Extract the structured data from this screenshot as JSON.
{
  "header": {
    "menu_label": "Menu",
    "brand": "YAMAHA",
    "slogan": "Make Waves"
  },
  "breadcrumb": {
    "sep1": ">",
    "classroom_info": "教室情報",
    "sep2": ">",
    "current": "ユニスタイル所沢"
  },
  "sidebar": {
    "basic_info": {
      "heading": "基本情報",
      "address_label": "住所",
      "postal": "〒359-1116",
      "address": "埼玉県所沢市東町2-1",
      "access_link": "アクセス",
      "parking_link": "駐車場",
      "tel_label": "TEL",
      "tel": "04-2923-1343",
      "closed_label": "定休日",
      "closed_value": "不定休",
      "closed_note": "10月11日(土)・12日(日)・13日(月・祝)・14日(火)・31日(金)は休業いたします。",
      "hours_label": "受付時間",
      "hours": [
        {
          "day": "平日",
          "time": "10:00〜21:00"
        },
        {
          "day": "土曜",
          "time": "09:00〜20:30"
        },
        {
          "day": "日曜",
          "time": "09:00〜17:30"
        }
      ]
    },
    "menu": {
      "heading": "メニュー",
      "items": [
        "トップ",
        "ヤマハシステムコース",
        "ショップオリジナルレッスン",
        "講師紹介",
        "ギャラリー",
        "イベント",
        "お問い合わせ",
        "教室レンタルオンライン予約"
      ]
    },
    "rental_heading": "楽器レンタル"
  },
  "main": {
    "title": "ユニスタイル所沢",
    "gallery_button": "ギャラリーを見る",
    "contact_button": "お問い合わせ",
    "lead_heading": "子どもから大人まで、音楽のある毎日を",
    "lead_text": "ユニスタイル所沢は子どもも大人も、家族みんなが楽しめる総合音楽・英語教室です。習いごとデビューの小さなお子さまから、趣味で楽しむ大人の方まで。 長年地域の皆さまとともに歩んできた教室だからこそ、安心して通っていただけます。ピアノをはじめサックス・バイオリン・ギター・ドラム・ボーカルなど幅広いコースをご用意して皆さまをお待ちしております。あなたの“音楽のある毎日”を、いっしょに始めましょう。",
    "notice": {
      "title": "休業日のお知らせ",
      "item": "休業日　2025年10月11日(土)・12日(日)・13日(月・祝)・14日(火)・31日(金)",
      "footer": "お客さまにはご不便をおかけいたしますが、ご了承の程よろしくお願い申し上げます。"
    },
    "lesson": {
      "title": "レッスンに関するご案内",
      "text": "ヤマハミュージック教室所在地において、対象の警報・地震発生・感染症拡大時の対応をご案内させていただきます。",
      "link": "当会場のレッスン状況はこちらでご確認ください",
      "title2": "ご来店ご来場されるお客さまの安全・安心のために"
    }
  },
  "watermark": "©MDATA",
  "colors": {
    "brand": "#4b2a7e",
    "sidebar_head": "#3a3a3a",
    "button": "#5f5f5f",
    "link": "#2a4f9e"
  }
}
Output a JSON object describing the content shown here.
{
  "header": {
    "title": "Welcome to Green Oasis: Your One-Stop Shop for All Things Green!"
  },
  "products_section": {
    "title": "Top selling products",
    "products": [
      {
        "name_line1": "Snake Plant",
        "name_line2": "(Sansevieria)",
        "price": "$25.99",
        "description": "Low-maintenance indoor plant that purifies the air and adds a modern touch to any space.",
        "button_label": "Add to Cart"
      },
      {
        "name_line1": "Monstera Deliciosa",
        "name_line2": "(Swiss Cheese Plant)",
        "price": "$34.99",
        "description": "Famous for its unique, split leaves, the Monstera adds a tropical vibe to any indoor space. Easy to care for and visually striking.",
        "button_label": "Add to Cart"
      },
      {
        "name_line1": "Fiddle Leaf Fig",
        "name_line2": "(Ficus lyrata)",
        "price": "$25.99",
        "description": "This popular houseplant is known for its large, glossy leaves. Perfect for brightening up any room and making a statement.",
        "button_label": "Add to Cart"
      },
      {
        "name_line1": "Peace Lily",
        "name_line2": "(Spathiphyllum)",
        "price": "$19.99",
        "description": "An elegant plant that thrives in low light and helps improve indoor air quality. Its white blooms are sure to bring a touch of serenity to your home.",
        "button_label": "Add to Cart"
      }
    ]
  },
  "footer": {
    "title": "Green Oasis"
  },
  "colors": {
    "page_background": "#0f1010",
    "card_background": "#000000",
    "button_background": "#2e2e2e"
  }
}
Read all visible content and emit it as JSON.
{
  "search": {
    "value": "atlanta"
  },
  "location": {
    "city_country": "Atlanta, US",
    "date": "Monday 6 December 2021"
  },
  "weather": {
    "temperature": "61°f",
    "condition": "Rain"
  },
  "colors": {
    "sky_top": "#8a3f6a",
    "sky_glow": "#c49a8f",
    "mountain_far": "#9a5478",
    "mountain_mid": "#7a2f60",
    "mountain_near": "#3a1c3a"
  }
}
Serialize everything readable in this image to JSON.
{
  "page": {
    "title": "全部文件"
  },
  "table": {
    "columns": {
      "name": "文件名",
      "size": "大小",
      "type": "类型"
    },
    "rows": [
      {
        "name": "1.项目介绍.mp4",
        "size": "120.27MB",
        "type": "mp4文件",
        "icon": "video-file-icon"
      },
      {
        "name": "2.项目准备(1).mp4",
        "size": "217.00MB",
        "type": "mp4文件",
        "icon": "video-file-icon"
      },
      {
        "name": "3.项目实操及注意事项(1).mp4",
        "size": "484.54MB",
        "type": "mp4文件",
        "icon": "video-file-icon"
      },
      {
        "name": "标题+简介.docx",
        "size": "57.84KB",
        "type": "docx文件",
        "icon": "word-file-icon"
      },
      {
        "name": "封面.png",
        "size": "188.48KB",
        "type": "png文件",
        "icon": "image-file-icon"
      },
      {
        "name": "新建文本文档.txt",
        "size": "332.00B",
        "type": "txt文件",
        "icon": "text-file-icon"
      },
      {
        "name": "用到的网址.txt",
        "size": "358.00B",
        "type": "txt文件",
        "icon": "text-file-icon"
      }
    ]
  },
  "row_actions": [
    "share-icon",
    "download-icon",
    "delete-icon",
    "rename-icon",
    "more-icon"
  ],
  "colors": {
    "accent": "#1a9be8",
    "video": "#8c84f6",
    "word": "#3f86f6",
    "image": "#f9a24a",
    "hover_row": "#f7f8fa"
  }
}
· · · ·
YOUR TASK: Output all of the material exactly as written.

THE SOLUTION:
Extract the structured data from this screenshot as JSON.
{
  "header": {
    "menu_label": "Menu",
    "brand": "YAMAHA",
    "slogan": "Make Waves"
  },
  "breadcrumb": {
    "sep1": ">",
    "classroom_info": "教室情報",
    "sep2": ">",
    "current": "ユニスタイル所沢"
  },
  "sidebar": {
    "basic_info": {
      "heading": "基本情報",
      "address_label": "住所",
      "postal": "〒359-1116",
      "address": "埼玉県所沢市東町2-1",
      "access_link": "アクセス",
      "parking_link": "駐車場",
      "tel_label": "TEL",
      "tel": "04-2923-1343",
      "closed_label": "定休日",
      "closed_value": "不定休",
      "closed_note": "10月11日(土)・12日(日)・13日(月・祝)・14日(火)・31日(金)は休業いたします。",
      "hours_label": "受付時間",
      "hours": [
        {
          "day": "平日",
          "time": "10:00〜21:00"
        },
        {
          "day": "土曜",
          "time": "09:00〜20:30"
        },
        {
          "day": "日曜",
          "time": "09:00〜17:30"
        }
      ]
    },
    "menu": {
      "heading": "メニュー",
      "items": [
        "トップ",
        "ヤマハシステムコース",
        "ショップオリジナルレッスン",
        "講師紹介",
        "ギャラリー",
        "イベント",
        "お問い合わせ",
        "教室レンタルオンライン予約"
      ]
    },
    "rental_heading": "楽器レンタル"
  },
  "main": {
    "title": "ユニスタイル所沢",
    "gallery_button": "ギャラリーを見る",
    "contact_button": "お問い合わせ",
    "lead_heading": "子どもから大人まで、音楽のある毎日を",
    "lead_text": "ユニスタイル所沢は子どもも大人も、家族みんなが楽しめる総合音楽・英語教室です。習いごとデビューの小さなお子さまから、趣味で楽しむ大人の方まで。 長年地域の皆さまとともに歩んできた教室だからこそ、安心して通っていただけます。ピアノをはじめサックス・バイオリン・ギター・ドラム・ボーカルなど幅広いコースをご用意して皆さまをお待ちしております。あなたの“音楽のある毎日”を、いっしょに始めましょう。",
    "notice": {
      "title": "休業日のお知らせ",
      "item": "休業日　2025年10月11日(土)・12日(日)・13日(月・祝)・14日(火)・31日(金)",
      "footer": "お客さまにはご不便をおかけいたしますが、ご了承の程よろしくお願い申し上げます。"
    },
    "lesson": {
      "title": "レッスンに関するご案内",
      "text": "ヤマハミュージック教室所在地において、対象の警報・地震発生・感染症拡大時の対応をご案内させていただきます。",
      "link": "当会場のレッスン状況はこちらでご確認ください",
      "title2": "ご来店ご来場されるお客さまの安全・安心のために"
    }
  },
  "watermark": "©MDATA",
  "colors": {
    "brand": "#4b2a7e",
    "sidebar_head": "#3a3a3a",
    "button": "#5f5f5f",
    "link": "#2a4f9e"
  }
}
Output a JSON object describing the content shown here.
{
  "header": {
    "title": "Welcome to Green Oasis: Your One-Stop Shop for All Things Green!"
  },
  "products_section": {
    "title": "Top selling products",
    "products": [
      {
        "name_line1": "Snake Plant",
        "name_line2": "(Sansevieria)",
        "price": "$25.99",
        "description": "Low-maintenance indoor plant that purifies the air and adds a modern touch to any space.",
        "button_label": "Add to Cart"
      },
      {
        "name_line1": "Monstera Deliciosa",
        "name_line2": "(Swiss Cheese Plant)",
        "price": "$34.99",
        "description": "Famous for its unique, split leaves, the Monstera adds a tropical vibe to any indoor space. Easy to care for and visually striking.",
        "button_label": "Add to Cart"
      },
      {
        "name_line1": "Fiddle Leaf Fig",
        "name_line2": "(Ficus lyrata)",
        "price": "$25.99",
        "description": "This popular houseplant is known for its large, glossy leaves. Perfect for brightening up any room and making a statement.",
        "button_label": "Add to Cart"
      },
      {
        "name_line1": "Peace Lily",
        "name_line2": "(Spathiphyllum)",
        "price": "$19.99",
        "description": "An elegant plant that thrives in low light and helps improve indoor air quality. Its white blooms are sure to bring a touch of serenity to your home.",
        "button_label": "Add to Cart"
      }
    ]
  },
  "footer": {
    "title": "Green Oasis"
  },
  "colors": {
    "page_background": "#0f1010",
    "card_background": "#000000",
    "button_background": "#2e2e2e"
  }
}
Read all visible content and emit it as JSON.
{
  "search": {
    "value": "atlanta"
  },
  "location": {
    "city_country": "Atlanta, US",
    "date": "Monday 6 December 2021"
  },
  "weather": {
    "temperature": "61°f",
    "condition": "Rain"
  },
  "colors": {
    "sky_top": "#8a3f6a",
    "sky_glow": "#c49a8f",
    "mountain_far": "#9a5478",
    "mountain_mid": "#7a2f60",
    "mountain_near": "#3a1c3a"
  }
}
Serialize everything readable in this image to JSON.
{
  "page": {
    "title": "全部文件"
  },
  "table": {
    "columns": {
      "name": "文件名",
      "size": "大小",
      "type": "类型"
    },
    "rows": [
      {
        "name": "1.项目介绍.mp4",
        "size": "120.27MB",
        "type": "mp4文件",
        "icon": "video-file-icon"
      },
      {
        "name": "2.项目准备(1).mp4",
        "size": "217.00MB",
        "type": "mp4文件",
        "icon": "video-file-icon"
      },
      {
        "name": "3.项目实操及注意事项(1).mp4",
        "size": "484.54MB",
        "type": "mp4文件",
        "icon": "video-file-icon"
      },
      {
        "name": "标题+简介.docx",
        "size": "57.84KB",
        "type": "docx文件",
        "icon": "word-file-icon"
      },
      {
        "name": "封面.png",
        "size": "188.48KB",
        "type": "png文件",
        "icon": "image-file-icon"
      },
      {
        "name": "新建文本文档.txt",
        "size": "332.00B",
        "type": "txt文件",
        "icon": "text-file-icon"
      },
      {
        "name": "用到的网址.txt",
        "size": "358.00B",
        "type": "txt文件",
        "icon": "text-file-icon"
      }
    ]
  },
  "row_actions": [
    "share-icon",
    "download-icon",
    "delete-icon",
    "rename-icon",
    "more-icon"
  ],
  "colors": {
    "accent": "#1a9be8",
    "video": "#8c84f6",
    "word": "#3f86f6",
    "image": "#f9a24a",
    "hover_row": "#f7f8fa"
  }
}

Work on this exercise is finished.